## TASK OBJECTIVE
Set each entry down verbatim, omitting images.

## THE INPUT

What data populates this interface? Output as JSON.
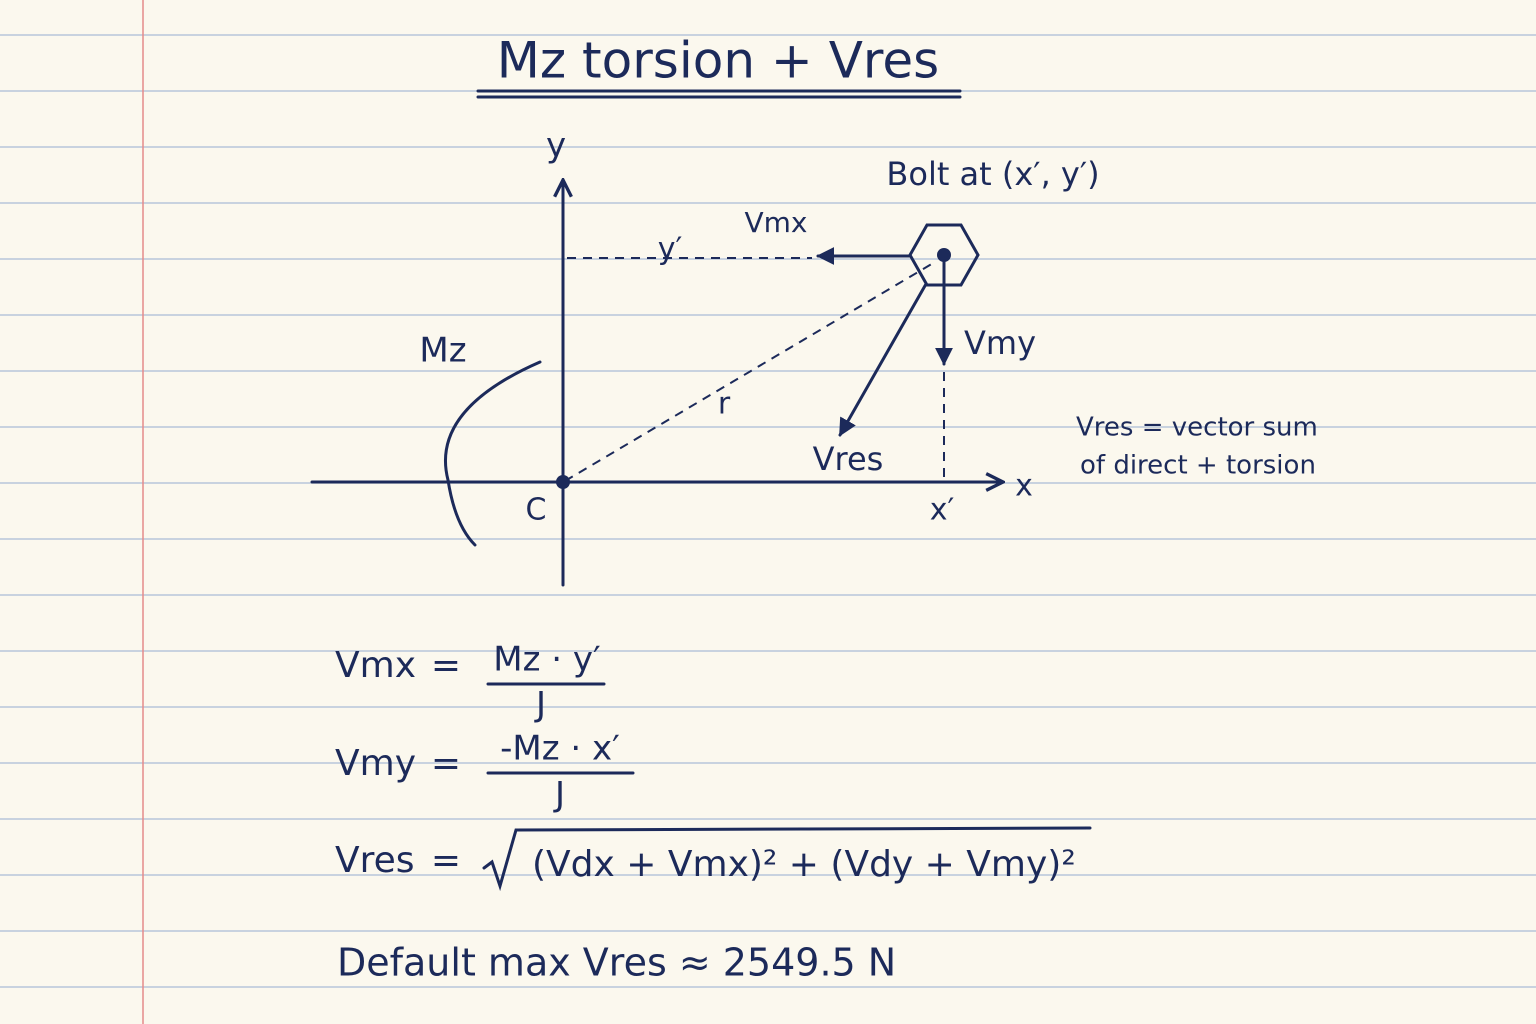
{
  "title": "Mz torsion + Vres",
  "diagram": {
    "axis_y": "y",
    "axis_x": "x",
    "origin": "C",
    "y_prime": "y′",
    "x_prime": "x′",
    "radius": "r",
    "moment": "Mz",
    "bolt": "Bolt at (x′, y′)",
    "vmx": "Vmx",
    "vmy": "Vmy",
    "vres": "Vres",
    "note": [
      "Vres = vector sum",
      "of direct + torsion"
    ]
  },
  "equations": [
    {
      "lhs": "Vmx",
      "sign": "=",
      "numerator": "Mz · y′",
      "denominator": "J"
    },
    {
      "lhs": "Vmy",
      "sign": "=",
      "numerator": "-Mz · x′",
      "denominator": "J"
    },
    {
      "lhs": "Vres",
      "sign": "=",
      "radicand": "(Vdx + Vmx)² + (Vdy + Vmy)²"
    }
  ],
  "result": "Default max Vres ≈ 2549.5 N"
}
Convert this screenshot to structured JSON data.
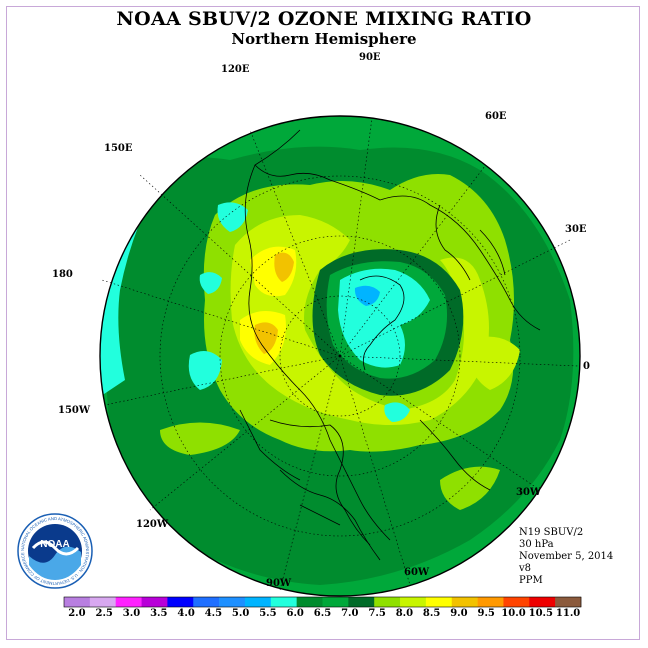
{
  "title": "NOAA SBUV/2 OZONE MIXING RATIO",
  "subtitle": "Northern Hemisphere",
  "longitude_labels": [
    "90E",
    "60E",
    "30E",
    "0",
    "30W",
    "60W",
    "90W",
    "120W",
    "150W",
    "180",
    "150E",
    "120E"
  ],
  "info": {
    "instrument": "N19 SBUV/2",
    "pressure": "30 hPa",
    "date": "November 5, 2014",
    "version": "v8",
    "units": "PPM"
  },
  "logo": {
    "text": "NOAA",
    "ring_text": "NATIONAL OCEANIC AND ATMOSPHERIC ADMINISTRATION · U.S. DEPARTMENT OF COMMERCE"
  },
  "colorbar": {
    "labels": [
      "2.0",
      "2.5",
      "3.0",
      "3.5",
      "4.0",
      "4.5",
      "5.0",
      "5.5",
      "6.0",
      "6.5",
      "7.0",
      "7.5",
      "8.0",
      "8.5",
      "9.0",
      "9.5",
      "10.0",
      "10.5",
      "11.0"
    ],
    "colors": [
      "#b87fe0",
      "#d8a8f0",
      "#ff22ff",
      "#b800d8",
      "#0000ff",
      "#1f6fff",
      "#1e90ff",
      "#00b4ff",
      "#22ffdd",
      "#008c2e",
      "#00a83a",
      "#006b28",
      "#8fe000",
      "#c8f500",
      "#ffff00",
      "#f2c200",
      "#ff9900",
      "#ff4400",
      "#ee0000",
      "#8b5a3c"
    ]
  }
}
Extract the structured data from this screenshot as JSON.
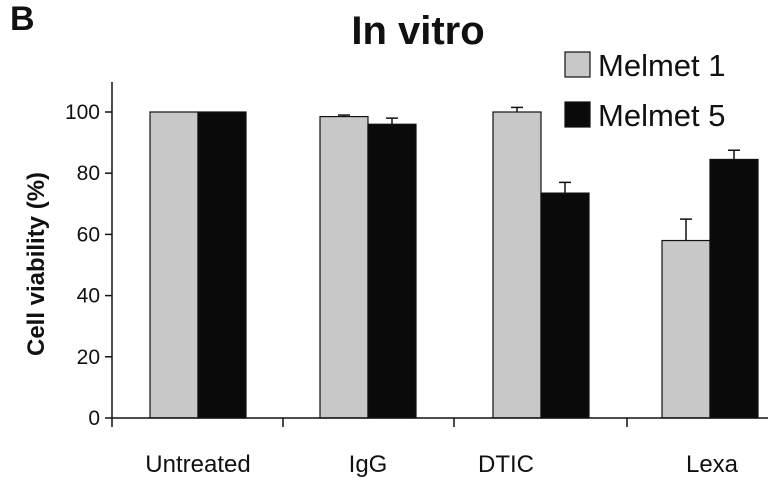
{
  "panel_label": "B",
  "chart_data": {
    "type": "bar",
    "title": "In vitro",
    "xlabel": "",
    "ylabel": "Cell viability (%)",
    "ylim": [
      0,
      110
    ],
    "yticks": [
      0,
      20,
      40,
      60,
      80,
      100
    ],
    "categories": [
      "Untreated",
      "IgG",
      "DTIC",
      "Lexa"
    ],
    "series": [
      {
        "name": "Melmet 1",
        "color": "#c8c8c8",
        "values": [
          100,
          98.5,
          100,
          58
        ],
        "errors": [
          0,
          0.5,
          1.5,
          7
        ]
      },
      {
        "name": "Melmet 5",
        "color": "#0a0a0a",
        "values": [
          100,
          96,
          73.5,
          84.5
        ],
        "errors": [
          0,
          2,
          3.5,
          3
        ]
      }
    ],
    "legend_position": "top-right",
    "grid": false
  }
}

## COMPLETED EXERCISE
What data populates this interface? Output as JSON.
{
  "title": "Mz torsion + Vres",
  "diagram": {
    "axis_y": "y",
    "axis_x": "x",
    "origin": "C",
    "y_prime": "y′",
    "x_prime": "x′",
    "radius": "r",
    "moment": "Mz",
    "bolt": "Bolt at (x′, y′)",
    "vmx": "Vmx",
    "vmy": "Vmy",
    "vres": "Vres",
    "note": [
      "Vres = vector sum",
      "of direct + torsion"
    ]
  },
  "equations": [
    {
      "lhs": "Vmx",
      "sign": "=",
      "numerator": "Mz · y′",
      "denominator": "J"
    },
    {
      "lhs": "Vmy",
      "sign": "=",
      "numerator": "-Mz · x′",
      "denominator": "J"
    },
    {
      "lhs": "Vres",
      "sign": "=",
      "radicand": "(Vdx + Vmx)² + (Vdy + Vmy)²"
    }
  ],
  "result": "Default max Vres ≈ 2549.5 N"
}
Convert this screenshot to structured JSON data.
{
  "title": "NOAA SBUV/2 OZONE MIXING RATIO",
  "subtitle": "Northern Hemisphere",
  "longitude_labels": [
    "90E",
    "60E",
    "30E",
    "0",
    "30W",
    "60W",
    "90W",
    "120W",
    "150W",
    "180",
    "150E",
    "120E"
  ],
  "info": {
    "instrument": "N19 SBUV/2",
    "pressure": "30 hPa",
    "date": "November 5, 2014",
    "version": "v8",
    "units": "PPM"
  },
  "logo": {
    "text": "NOAA",
    "ring_text": "NATIONAL OCEANIC AND ATMOSPHERIC ADMINISTRATION · U.S. DEPARTMENT OF COMMERCE"
  },
  "colorbar": {
    "labels": [
      "2.0",
      "2.5",
      "3.0",
      "3.5",
      "4.0",
      "4.5",
      "5.0",
      "5.5",
      "6.0",
      "6.5",
      "7.0",
      "7.5",
      "8.0",
      "8.5",
      "9.0",
      "9.5",
      "10.0",
      "10.5",
      "11.0"
    ],
    "colors": [
      "#b87fe0",
      "#d8a8f0",
      "#ff22ff",
      "#b800d8",
      "#0000ff",
      "#1f6fff",
      "#1e90ff",
      "#00b4ff",
      "#22ffdd",
      "#008c2e",
      "#00a83a",
      "#006b28",
      "#8fe000",
      "#c8f500",
      "#ffff00",
      "#f2c200",
      "#ff9900",
      "#ff4400",
      "#ee0000",
      "#8b5a3c"
    ]
  }
}
Extract the structured data from this screenshot as JSON.
{
  "panel_label": "B",
  "chart_data": {
    "type": "bar",
    "title": "In vitro",
    "xlabel": "",
    "ylabel": "Cell viability (%)",
    "ylim": [
      0,
      110
    ],
    "yticks": [
      0,
      20,
      40,
      60,
      80,
      100
    ],
    "categories": [
      "Untreated",
      "IgG",
      "DTIC",
      "Lexa"
    ],
    "series": [
      {
        "name": "Melmet 1",
        "color": "#c8c8c8",
        "values": [
          100,
          98.5,
          100,
          58
        ],
        "errors": [
          0,
          0.5,
          1.5,
          7
        ]
      },
      {
        "name": "Melmet 5",
        "color": "#0a0a0a",
        "values": [
          100,
          96,
          73.5,
          84.5
        ],
        "errors": [
          0,
          2,
          3.5,
          3
        ]
      }
    ],
    "legend_position": "top-right",
    "grid": false
  }
}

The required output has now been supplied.